## Short task
Answer with one number: how many lines have "чтобы".

#####

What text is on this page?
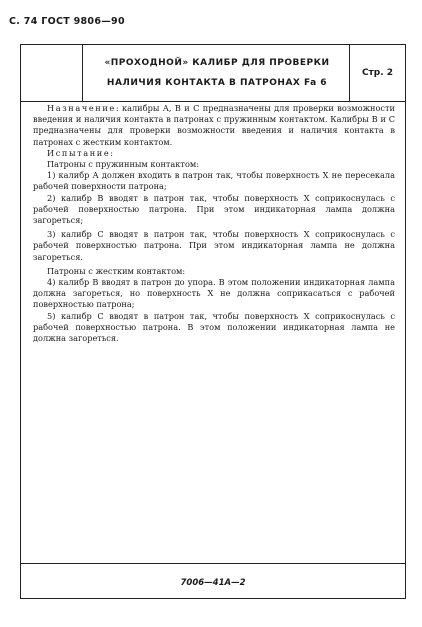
С. 74 ГОСТ 9806—90
«ПРОХОДНОЙ» КАЛИБР ДЛЯ ПРОВЕРКИ
НАЛИЧИЯ КОНТАКТА В ПАТРОНАХ Fa 6
Стр. 2

Назначение: калибры А, В и С предназначены для проверки возможности введения и наличия контакта в патронах с пружинным контактом. Калибры В и С предназначены для проверки возможности введения и наличия контакта в патронах с жестким контактом.

Испытание:

Патроны с пружинным контактом:

1) калибр А должен входить в патрон так, чтобы поверхность X не пересекала рабочей поверхности патрона;

2) калибр В вводят в патрон так, чтобы поверхность X соприкоснулась с рабочей поверхностью патрона. При этом индикаторная лампа должна загореться;

3) калибр С вводят в патрон так, чтобы поверхность X соприкоснулась с рабочей поверхностью патрона. При этом индикаторная лампа не должна загореться.

Патроны с жестким контактом:

4) калибр В вводят в патрон до упора. В этом положении индикаторная лампа должна загореться, но поверхность X не должна соприкасаться с рабочей поверхностью патрона;

5) калибр С вводят в патрон так, чтобы поверхность X соприкоснулась с рабочей поверхностью патрона. В этом положении индикаторная лампа не должна загореться.

7006—41А—2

#####

## Written solution
4